- _Extracted data entries_
──────────────────────────────

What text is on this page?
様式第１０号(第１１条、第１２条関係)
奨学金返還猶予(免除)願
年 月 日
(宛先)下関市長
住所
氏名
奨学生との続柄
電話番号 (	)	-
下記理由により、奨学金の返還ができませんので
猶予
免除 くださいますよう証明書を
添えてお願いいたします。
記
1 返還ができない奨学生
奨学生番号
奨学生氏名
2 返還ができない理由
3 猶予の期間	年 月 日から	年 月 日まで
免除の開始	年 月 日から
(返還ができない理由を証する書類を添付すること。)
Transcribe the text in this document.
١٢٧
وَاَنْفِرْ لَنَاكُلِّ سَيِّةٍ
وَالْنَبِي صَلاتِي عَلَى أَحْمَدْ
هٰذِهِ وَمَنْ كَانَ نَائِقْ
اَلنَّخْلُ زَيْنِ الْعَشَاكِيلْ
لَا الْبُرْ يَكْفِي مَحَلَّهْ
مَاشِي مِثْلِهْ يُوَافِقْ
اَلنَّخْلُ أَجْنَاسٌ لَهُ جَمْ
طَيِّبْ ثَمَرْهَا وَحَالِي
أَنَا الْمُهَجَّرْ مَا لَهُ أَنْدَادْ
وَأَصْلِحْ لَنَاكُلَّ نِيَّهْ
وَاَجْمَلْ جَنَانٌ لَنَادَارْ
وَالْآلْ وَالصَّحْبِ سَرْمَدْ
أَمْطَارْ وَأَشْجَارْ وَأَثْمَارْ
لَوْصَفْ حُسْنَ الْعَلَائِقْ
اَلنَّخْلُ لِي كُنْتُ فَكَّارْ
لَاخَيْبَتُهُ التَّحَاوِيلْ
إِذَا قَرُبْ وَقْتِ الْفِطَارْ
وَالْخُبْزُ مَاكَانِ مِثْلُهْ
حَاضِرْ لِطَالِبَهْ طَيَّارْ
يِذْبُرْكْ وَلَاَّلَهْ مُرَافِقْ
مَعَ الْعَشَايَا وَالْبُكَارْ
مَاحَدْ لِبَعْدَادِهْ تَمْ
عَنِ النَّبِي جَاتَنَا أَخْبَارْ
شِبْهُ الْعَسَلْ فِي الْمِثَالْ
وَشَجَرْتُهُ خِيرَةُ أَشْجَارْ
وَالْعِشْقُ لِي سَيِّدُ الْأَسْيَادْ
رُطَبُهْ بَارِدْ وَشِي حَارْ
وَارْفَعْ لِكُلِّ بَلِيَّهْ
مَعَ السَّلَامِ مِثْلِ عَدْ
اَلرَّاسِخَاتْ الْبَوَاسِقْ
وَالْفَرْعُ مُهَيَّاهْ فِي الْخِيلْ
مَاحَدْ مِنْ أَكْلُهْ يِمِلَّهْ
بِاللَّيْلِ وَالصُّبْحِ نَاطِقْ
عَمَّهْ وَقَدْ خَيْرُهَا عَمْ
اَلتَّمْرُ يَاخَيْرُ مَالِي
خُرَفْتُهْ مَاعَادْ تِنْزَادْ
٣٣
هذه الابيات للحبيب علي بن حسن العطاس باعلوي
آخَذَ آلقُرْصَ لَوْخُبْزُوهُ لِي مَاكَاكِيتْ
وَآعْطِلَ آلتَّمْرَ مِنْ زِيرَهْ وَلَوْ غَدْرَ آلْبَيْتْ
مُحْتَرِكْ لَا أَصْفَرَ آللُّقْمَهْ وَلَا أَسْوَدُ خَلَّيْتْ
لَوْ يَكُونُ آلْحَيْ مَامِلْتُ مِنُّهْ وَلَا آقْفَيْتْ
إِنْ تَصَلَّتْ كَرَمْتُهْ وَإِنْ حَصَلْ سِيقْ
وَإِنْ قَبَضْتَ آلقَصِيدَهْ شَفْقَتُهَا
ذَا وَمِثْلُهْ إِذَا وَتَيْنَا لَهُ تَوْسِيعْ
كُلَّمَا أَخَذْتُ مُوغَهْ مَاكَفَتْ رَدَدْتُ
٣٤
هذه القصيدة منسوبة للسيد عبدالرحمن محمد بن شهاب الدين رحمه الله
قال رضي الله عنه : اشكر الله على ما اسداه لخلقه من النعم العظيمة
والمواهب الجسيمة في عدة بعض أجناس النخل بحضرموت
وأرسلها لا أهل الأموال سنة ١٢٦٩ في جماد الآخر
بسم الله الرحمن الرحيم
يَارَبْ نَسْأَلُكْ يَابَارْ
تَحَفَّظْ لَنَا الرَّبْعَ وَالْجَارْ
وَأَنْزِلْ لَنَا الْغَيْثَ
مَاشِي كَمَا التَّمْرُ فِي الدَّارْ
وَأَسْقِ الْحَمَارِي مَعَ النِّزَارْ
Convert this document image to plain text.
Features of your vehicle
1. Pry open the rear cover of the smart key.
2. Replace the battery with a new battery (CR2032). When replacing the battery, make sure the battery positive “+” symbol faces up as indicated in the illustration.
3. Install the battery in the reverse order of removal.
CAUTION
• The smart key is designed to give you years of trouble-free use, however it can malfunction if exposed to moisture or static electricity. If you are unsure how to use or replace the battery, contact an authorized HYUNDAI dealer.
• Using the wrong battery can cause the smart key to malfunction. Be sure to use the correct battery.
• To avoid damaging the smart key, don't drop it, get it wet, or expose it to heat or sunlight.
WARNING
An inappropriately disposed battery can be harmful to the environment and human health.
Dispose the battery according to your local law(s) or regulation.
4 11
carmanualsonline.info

──────────────────────────────

- _Job_
Locate and copy each line in the data above that includes the word "this".

- _Complete output_
What text is on this page?
Transcribe the text in this document.
Convert this document image to plain text.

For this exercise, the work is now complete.